#### Work instructions
Each line containing the word "Trading" should be found and copied.

-- Start of Data to process --

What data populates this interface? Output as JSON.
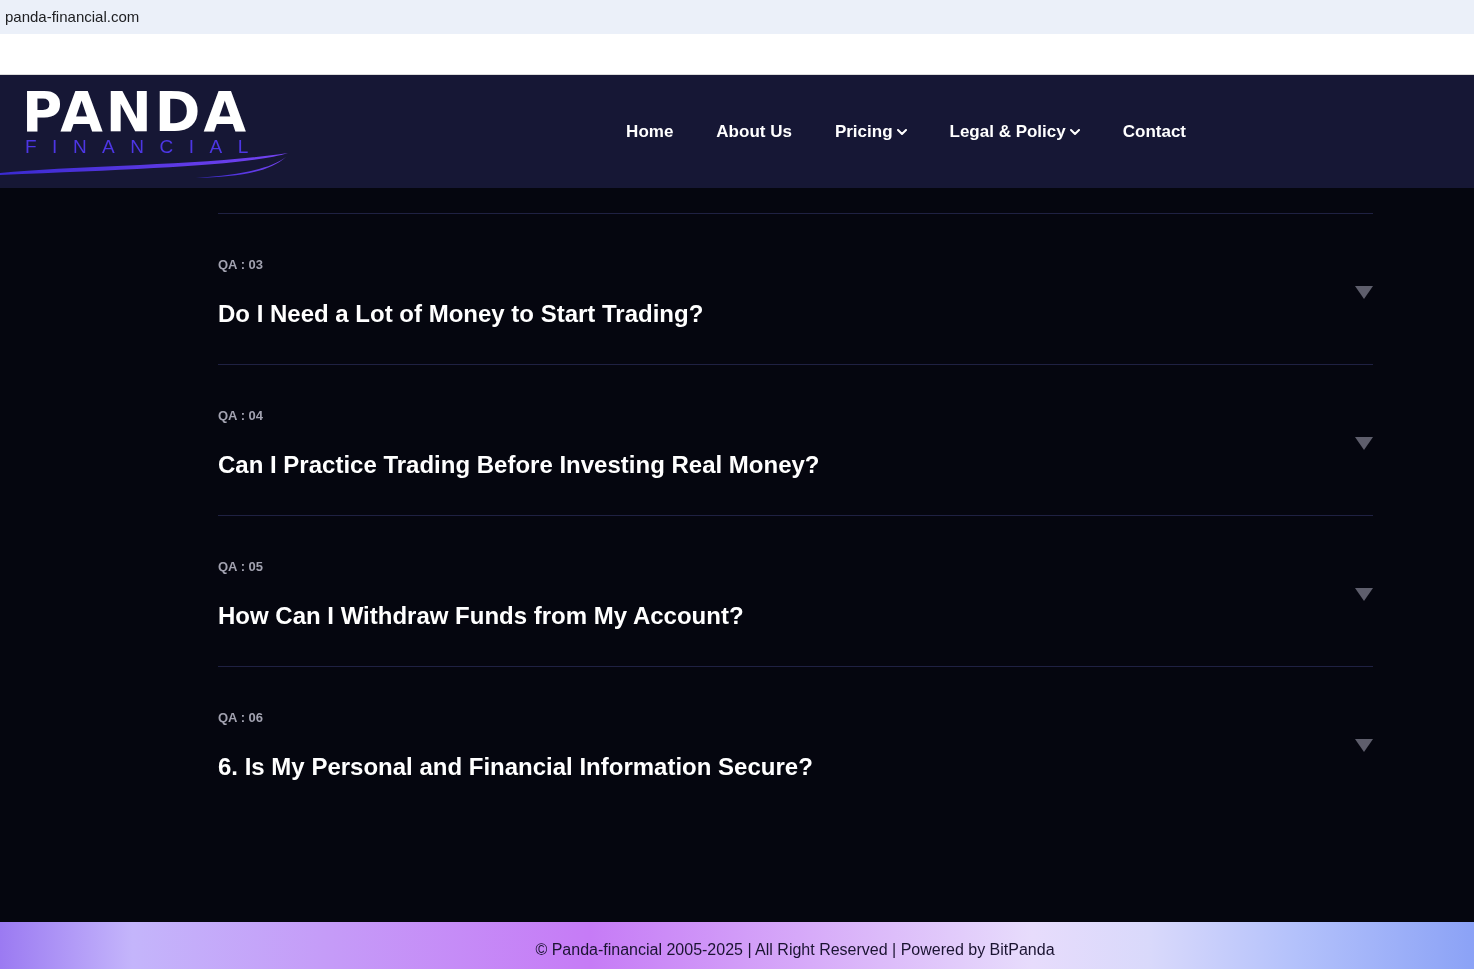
{
  "address_bar": {
    "url": "panda-financial.com"
  },
  "header": {
    "logo": {
      "name": "PANDA",
      "tagline": "FINANCIAL"
    },
    "nav": [
      {
        "label": "Home",
        "dropdown": false
      },
      {
        "label": "About Us",
        "dropdown": false
      },
      {
        "label": "Pricing",
        "dropdown": true
      },
      {
        "label": "Legal & Policy",
        "dropdown": true
      },
      {
        "label": "Contact",
        "dropdown": false
      }
    ]
  },
  "faq": {
    "items": [
      {
        "label": "QA : 03",
        "question": "Do I Need a Lot of Money to Start Trading?",
        "expanded": false
      },
      {
        "label": "QA : 04",
        "question": "Can I Practice Trading Before Investing Real Money?",
        "expanded": false
      },
      {
        "label": "QA : 05",
        "question": "How Can I Withdraw Funds from My Account?",
        "expanded": false
      },
      {
        "label": "QA : 06",
        "question": "6. Is My Personal and Financial Information Secure?",
        "expanded": false
      }
    ]
  },
  "footer": {
    "text": "© Panda-financial 2005-2025 | All Right Reserved | Powered by BitPanda"
  }
}
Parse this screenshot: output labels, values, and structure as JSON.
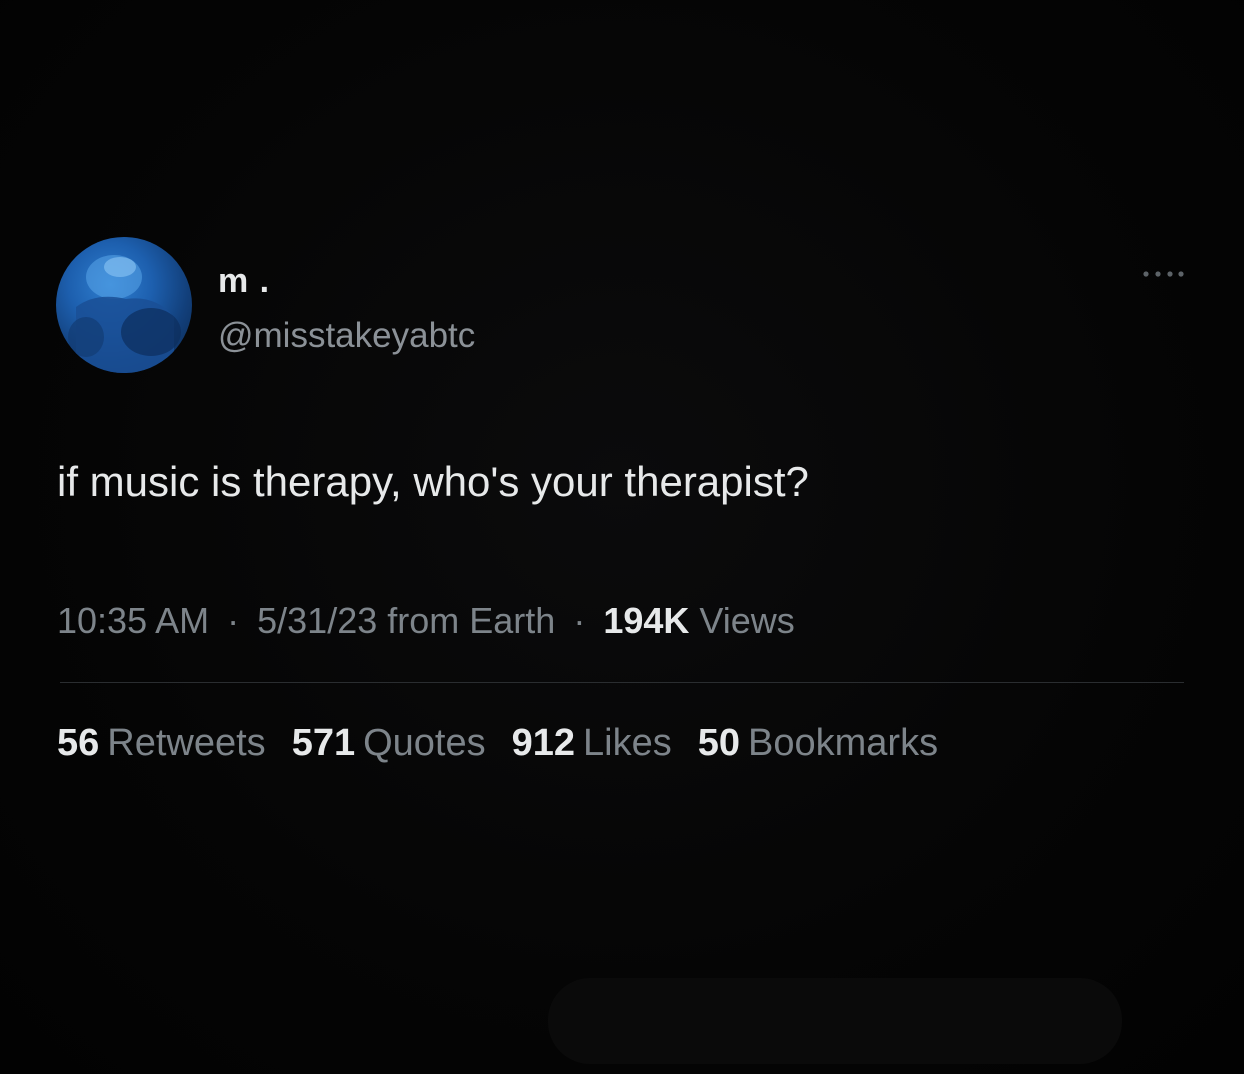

-- End of Data to process --

#### The reply
        "question": "Do I Need a Lot of Money to Start Trading?",
        "question": "Can I Practice Trading Before Investing Real Money?",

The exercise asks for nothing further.